* BEGIN Source material *

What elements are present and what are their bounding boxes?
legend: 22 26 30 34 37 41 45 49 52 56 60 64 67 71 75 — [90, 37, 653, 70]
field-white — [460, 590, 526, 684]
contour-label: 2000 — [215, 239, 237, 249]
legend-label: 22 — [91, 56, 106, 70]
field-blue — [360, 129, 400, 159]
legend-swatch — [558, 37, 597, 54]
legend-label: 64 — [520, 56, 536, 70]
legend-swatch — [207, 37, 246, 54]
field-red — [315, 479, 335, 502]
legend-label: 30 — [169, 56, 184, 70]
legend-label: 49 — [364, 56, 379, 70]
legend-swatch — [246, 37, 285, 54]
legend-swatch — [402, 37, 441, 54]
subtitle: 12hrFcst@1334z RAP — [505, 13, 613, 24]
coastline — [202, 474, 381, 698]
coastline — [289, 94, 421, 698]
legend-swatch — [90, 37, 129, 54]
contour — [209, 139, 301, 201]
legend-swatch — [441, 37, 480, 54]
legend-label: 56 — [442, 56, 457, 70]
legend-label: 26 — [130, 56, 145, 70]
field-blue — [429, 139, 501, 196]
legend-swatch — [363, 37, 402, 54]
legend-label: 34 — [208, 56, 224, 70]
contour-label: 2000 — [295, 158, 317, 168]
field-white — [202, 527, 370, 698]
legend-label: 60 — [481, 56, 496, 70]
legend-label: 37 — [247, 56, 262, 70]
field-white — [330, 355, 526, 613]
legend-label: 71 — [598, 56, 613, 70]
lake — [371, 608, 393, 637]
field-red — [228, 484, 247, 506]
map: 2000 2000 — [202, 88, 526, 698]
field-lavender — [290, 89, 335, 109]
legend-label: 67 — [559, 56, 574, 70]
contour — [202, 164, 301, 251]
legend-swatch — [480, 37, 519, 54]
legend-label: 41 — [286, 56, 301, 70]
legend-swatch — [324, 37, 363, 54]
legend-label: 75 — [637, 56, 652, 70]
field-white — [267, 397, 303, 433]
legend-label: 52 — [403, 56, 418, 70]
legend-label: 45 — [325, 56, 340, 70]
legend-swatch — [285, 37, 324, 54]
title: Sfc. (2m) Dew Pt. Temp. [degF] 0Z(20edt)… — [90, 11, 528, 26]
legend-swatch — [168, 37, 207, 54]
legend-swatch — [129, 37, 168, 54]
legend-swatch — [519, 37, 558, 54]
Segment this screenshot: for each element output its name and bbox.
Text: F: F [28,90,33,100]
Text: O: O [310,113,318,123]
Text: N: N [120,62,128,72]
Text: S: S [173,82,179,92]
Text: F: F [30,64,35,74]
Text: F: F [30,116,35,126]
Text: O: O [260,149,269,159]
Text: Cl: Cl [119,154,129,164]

* END Source material *

### Objective:
Reproduce the material above with "shoreline" substituted for "coastline" wherever it appears, leaving everything else unchanged.

### Output of the task:
What elements are present and what are their bounding boxes?
legend: 22 26 30 34 37 41 45 49 52 56 60 64 67 71 75 — [90, 37, 653, 70]
field-white — [460, 590, 526, 684]
contour-label: 2000 — [215, 239, 237, 249]
legend-label: 22 — [91, 56, 106, 70]
field-blue — [360, 129, 400, 159]
legend-swatch — [558, 37, 597, 54]
legend-label: 64 — [520, 56, 536, 70]
legend-swatch — [207, 37, 246, 54]
field-red — [315, 479, 335, 502]
legend-label: 30 — [169, 56, 184, 70]
legend-label: 49 — [364, 56, 379, 70]
legend-swatch — [246, 37, 285, 54]
legend-swatch — [402, 37, 441, 54]
subtitle: 12hrFcst@1334z RAP — [505, 13, 613, 24]
shoreline — [202, 474, 381, 698]
shoreline — [289, 94, 421, 698]
legend-swatch — [90, 37, 129, 54]
contour — [209, 139, 301, 201]
legend-swatch — [441, 37, 480, 54]
legend-label: 56 — [442, 56, 457, 70]
legend-label: 26 — [130, 56, 145, 70]
field-blue — [429, 139, 501, 196]
legend-swatch — [363, 37, 402, 54]
legend-label: 34 — [208, 56, 224, 70]
contour-label: 2000 — [295, 158, 317, 168]
field-white — [202, 527, 370, 698]
legend-label: 60 — [481, 56, 496, 70]
legend-label: 37 — [247, 56, 262, 70]
field-white — [330, 355, 526, 613]
legend-label: 71 — [598, 56, 613, 70]
lake — [371, 608, 393, 637]
field-red — [228, 484, 247, 506]
map: 2000 2000 — [202, 88, 526, 698]
field-lavender — [290, 89, 335, 109]
legend-label: 67 — [559, 56, 574, 70]
contour — [202, 164, 301, 251]
legend-swatch — [480, 37, 519, 54]
legend-label: 41 — [286, 56, 301, 70]
legend-swatch — [324, 37, 363, 54]
legend-label: 75 — [637, 56, 652, 70]
field-white — [267, 397, 303, 433]
legend-label: 52 — [403, 56, 418, 70]
legend-label: 45 — [325, 56, 340, 70]
legend-swatch — [285, 37, 324, 54]
title: Sfc. (2m) Dew Pt. Temp. [degF] 0Z(20edt)… — [90, 11, 528, 26]
legend-swatch — [168, 37, 207, 54]
legend-swatch — [129, 37, 168, 54]
legend-swatch — [519, 37, 558, 54]
Segment this screenshot: for each element output its name and bbox.
Text: F: F [28,90,33,100]
Text: O: O [310,113,318,123]
Text: N: N [120,62,128,72]
Text: S: S [173,82,179,92]
Text: F: F [30,64,35,74]
Text: F: F [30,116,35,126]
Text: O: O [260,149,269,159]
Text: Cl: Cl [119,154,129,164]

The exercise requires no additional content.